> **TO BE DONE**
Do not include the pictures; repeat the rest of the data exactly.
— START ENTRIES SHOWN —
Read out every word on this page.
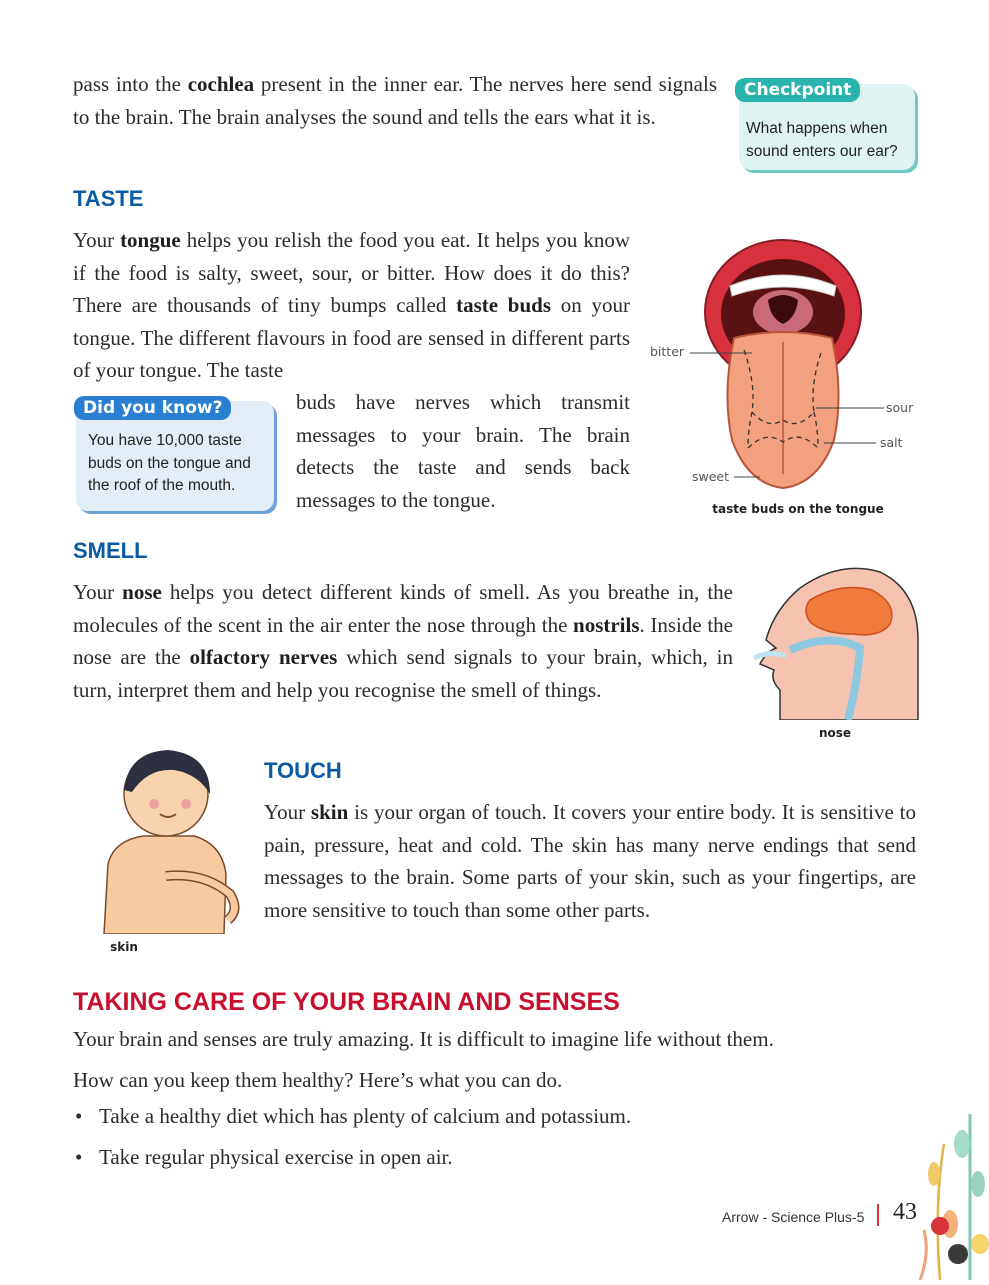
pass into the cochlea present in the inner ear. The nerves here send signals to the brain. The brain analyses the sound and tells the ears what it is.
Checkpoint
What happens when sound enters our ear?
TASTE
Your tongue helps you relish the food you eat. It helps you know if the food is salty, sweet, sour, or bitter. How does it do this? There are thousands of tiny bumps called taste buds on your tongue. The different flavours in food are sensed in different parts of your tongue. The taste
Did you know?
You have 10,000 taste buds on the tongue and the roof of the mouth.
buds have nerves which transmit messages to your brain. The brain detects the taste and sends back messages to the tongue.
bitter
sour
salt
sweet
taste buds on the tongue
SMELL
Your nose helps you detect different kinds of smell. As you breathe in, the molecules of the scent in the air enter the nose through the nostrils. Inside the nose are the olfactory nerves which send signals to your brain, which, in turn, interpret them and help you recognise the smell of things.
nose
skin
TOUCH
Your skin is your organ of touch. It covers your entire body. It is sensitive to pain, pressure, heat and cold. The skin has many nerve endings that send messages to the brain. Some parts of your skin, such as your fingertips, are more sensitive to touch than some other parts.
TAKING CARE OF YOUR BRAIN AND SENSES
Your brain and senses are truly amazing. It is difficult to imagine life without them.
How can you keep them healthy? Here’s what you can do.
• Take a healthy diet which has plenty of calcium and potassium.
• Take regular physical exercise in open air.
Arrow - Science Plus-5 43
— END ENTRIES SHOWN —
> **RIGHT ANSWER**
Read out every word on this page.
pass into the cochlea present in the inner ear. The nerves here send signals to the brain. The brain analyses the sound and tells the ears what it is.
Checkpoint
What happens when sound enters our ear?
TASTE
Your tongue helps you relish the food you eat. It helps you know if the food is salty, sweet, sour, or bitter. How does it do this? There are thousands of tiny bumps called taste buds on your tongue. The different flavours in food are sensed in different parts of your tongue. The taste
Did you know?
You have 10,000 taste buds on the tongue and the roof of the mouth.
buds have nerves which transmit messages to your brain. The brain detects the taste and sends back messages to the tongue.
bitter
sour
salt
sweet
taste buds on the tongue
SMELL
Your nose helps you detect different kinds of smell. As you breathe in, the molecules of the scent in the air enter the nose through the nostrils. Inside the nose are the olfactory nerves which send signals to your brain, which, in turn, interpret them and help you recognise the smell of things.
nose
skin
TOUCH
Your skin is your organ of touch. It covers your entire body. It is sensitive to pain, pressure, heat and cold. The skin has many nerve endings that send messages to the brain. Some parts of your skin, such as your fingertips, are more sensitive to touch than some other parts.
TAKING CARE OF YOUR BRAIN AND SENSES
Your brain and senses are truly amazing. It is difficult to imagine life without them.
How can you keep them healthy? Here’s what you can do.
• Take a healthy diet which has plenty of calcium and potassium.
• Take regular physical exercise in open air.
Arrow - Science Plus-5 43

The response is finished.